### Input material:
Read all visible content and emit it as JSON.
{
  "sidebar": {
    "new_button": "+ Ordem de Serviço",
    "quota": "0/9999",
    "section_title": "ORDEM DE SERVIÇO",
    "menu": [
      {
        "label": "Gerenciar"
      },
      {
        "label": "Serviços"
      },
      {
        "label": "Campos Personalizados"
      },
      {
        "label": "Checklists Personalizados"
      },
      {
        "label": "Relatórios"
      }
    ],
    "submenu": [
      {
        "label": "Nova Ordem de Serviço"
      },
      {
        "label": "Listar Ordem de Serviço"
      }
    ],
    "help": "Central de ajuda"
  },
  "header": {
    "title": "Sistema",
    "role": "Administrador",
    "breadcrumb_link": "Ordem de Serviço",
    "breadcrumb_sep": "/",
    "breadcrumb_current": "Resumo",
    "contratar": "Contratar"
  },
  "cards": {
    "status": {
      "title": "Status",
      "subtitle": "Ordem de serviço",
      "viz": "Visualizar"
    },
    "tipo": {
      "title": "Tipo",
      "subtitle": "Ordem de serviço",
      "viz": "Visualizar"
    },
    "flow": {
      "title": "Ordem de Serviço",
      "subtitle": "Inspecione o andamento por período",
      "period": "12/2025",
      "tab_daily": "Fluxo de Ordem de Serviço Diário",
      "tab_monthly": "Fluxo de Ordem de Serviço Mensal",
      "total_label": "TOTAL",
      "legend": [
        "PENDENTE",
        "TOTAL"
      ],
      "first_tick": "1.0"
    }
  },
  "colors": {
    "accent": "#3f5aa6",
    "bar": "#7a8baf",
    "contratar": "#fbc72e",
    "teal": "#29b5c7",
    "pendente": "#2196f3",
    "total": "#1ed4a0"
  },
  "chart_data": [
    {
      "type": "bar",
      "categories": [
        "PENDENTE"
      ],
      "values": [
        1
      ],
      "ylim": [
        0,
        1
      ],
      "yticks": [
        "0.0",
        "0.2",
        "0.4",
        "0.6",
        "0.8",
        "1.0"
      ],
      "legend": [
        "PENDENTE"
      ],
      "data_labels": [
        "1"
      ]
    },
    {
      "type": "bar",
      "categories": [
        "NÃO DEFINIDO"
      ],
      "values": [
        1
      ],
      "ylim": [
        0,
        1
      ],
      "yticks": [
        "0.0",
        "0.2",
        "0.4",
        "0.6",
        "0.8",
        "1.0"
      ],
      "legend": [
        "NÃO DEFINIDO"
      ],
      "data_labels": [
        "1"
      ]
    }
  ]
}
...
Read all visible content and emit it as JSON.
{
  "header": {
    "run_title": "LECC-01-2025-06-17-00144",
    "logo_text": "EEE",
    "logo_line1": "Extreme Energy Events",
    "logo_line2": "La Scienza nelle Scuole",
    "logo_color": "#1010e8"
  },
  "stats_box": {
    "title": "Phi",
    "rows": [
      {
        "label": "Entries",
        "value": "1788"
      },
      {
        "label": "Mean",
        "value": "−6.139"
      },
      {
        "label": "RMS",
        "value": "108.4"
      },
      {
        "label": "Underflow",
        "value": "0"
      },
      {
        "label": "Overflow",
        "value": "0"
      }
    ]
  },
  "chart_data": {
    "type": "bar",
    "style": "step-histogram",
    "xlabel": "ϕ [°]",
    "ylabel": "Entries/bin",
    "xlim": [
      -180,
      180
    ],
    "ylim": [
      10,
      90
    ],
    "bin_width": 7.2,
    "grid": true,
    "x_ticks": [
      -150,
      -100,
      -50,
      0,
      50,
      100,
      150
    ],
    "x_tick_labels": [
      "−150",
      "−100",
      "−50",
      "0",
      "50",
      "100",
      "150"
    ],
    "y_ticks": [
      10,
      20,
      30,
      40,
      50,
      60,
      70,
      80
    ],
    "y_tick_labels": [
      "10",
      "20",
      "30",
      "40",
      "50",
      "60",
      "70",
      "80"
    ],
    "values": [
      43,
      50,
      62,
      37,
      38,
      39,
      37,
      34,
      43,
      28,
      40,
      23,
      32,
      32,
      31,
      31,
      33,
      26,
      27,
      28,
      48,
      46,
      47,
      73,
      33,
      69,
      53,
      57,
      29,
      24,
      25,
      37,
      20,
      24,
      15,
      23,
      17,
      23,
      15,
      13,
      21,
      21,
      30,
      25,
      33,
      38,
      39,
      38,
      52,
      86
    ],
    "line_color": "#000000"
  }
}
...
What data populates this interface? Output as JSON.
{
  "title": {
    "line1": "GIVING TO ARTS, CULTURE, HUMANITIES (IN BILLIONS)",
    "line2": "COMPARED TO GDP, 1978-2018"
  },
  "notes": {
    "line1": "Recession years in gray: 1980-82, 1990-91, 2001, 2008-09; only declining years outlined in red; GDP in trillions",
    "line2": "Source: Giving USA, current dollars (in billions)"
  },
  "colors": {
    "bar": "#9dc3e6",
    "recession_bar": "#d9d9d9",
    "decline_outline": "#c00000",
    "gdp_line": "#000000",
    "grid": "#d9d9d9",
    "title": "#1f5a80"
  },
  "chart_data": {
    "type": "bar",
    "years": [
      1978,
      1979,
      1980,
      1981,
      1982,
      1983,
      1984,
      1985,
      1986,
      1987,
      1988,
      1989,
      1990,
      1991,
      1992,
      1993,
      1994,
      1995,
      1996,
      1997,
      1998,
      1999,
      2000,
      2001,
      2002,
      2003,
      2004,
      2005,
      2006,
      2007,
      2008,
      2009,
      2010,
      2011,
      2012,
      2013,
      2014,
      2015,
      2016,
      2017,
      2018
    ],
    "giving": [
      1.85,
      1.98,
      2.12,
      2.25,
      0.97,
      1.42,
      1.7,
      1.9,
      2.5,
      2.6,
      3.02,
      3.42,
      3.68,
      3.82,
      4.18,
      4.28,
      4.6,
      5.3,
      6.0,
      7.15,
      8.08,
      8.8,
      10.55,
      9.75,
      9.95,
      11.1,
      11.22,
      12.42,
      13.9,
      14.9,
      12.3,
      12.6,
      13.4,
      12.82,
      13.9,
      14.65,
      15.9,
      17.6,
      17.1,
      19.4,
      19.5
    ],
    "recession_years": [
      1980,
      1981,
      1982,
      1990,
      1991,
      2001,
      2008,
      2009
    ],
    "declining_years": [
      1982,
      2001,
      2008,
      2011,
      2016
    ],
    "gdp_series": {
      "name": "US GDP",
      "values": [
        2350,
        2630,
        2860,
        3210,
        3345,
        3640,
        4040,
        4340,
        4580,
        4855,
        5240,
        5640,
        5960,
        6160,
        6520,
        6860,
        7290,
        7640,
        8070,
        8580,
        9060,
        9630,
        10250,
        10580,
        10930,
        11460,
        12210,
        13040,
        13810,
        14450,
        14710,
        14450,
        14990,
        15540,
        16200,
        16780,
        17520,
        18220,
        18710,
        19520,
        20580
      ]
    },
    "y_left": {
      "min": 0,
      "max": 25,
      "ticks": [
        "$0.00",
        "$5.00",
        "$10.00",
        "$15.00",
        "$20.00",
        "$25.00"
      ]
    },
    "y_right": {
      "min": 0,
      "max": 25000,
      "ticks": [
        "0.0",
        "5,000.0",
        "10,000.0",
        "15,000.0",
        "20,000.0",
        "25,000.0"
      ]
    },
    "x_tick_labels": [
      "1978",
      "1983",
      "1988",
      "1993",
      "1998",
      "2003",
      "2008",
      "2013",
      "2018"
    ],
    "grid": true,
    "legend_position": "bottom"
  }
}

### Given task:
Return all the lines that contain the string "contratar".

### Completed exercise:
    "contratar": "Contratar"
    "contratar": "#fbc72e",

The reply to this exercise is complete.